(Prompt) Copy out, from the data, each line containing the string "normal".

(Exercise data)
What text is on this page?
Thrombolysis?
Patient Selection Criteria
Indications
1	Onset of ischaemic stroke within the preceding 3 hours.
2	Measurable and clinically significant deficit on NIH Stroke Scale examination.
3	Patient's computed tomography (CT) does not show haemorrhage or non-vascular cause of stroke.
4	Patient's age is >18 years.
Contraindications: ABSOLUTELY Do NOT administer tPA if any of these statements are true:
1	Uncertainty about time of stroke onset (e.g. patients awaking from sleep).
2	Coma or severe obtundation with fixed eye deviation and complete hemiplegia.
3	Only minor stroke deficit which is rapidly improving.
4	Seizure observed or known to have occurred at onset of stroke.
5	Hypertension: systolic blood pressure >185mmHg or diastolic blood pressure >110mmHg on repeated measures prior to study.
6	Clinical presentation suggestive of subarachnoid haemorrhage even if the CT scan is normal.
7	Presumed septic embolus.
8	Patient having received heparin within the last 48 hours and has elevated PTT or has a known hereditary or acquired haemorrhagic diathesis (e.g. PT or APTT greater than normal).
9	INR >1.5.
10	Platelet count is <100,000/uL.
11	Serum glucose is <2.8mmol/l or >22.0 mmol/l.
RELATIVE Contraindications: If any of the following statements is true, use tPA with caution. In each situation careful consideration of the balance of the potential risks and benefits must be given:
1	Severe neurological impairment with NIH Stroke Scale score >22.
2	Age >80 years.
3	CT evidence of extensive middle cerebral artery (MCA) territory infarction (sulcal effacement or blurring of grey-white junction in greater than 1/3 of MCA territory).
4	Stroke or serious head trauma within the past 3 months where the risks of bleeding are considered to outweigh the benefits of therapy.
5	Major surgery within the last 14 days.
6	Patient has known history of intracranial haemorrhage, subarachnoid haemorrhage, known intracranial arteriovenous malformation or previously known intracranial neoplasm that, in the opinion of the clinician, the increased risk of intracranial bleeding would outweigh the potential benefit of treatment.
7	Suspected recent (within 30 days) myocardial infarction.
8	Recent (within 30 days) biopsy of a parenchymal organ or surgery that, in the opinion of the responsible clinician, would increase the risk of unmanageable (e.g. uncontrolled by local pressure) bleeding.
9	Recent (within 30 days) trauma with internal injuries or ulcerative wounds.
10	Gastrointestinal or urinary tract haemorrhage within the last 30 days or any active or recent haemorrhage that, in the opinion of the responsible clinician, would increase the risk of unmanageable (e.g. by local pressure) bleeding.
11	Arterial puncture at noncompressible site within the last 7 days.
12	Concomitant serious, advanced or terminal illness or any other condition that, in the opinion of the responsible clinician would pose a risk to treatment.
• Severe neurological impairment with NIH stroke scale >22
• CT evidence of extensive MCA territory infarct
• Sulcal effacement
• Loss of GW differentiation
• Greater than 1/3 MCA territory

(Solved problem)
6	Clinical presentation suggestive of subarachnoid haemorrhage even if the CT scan is normal.
8	Patient having received heparin within the last 48 hours and has elevated PTT or has a known hereditary or acquired haemorrhagic diathesis (e.g. PT or APTT greater than normal).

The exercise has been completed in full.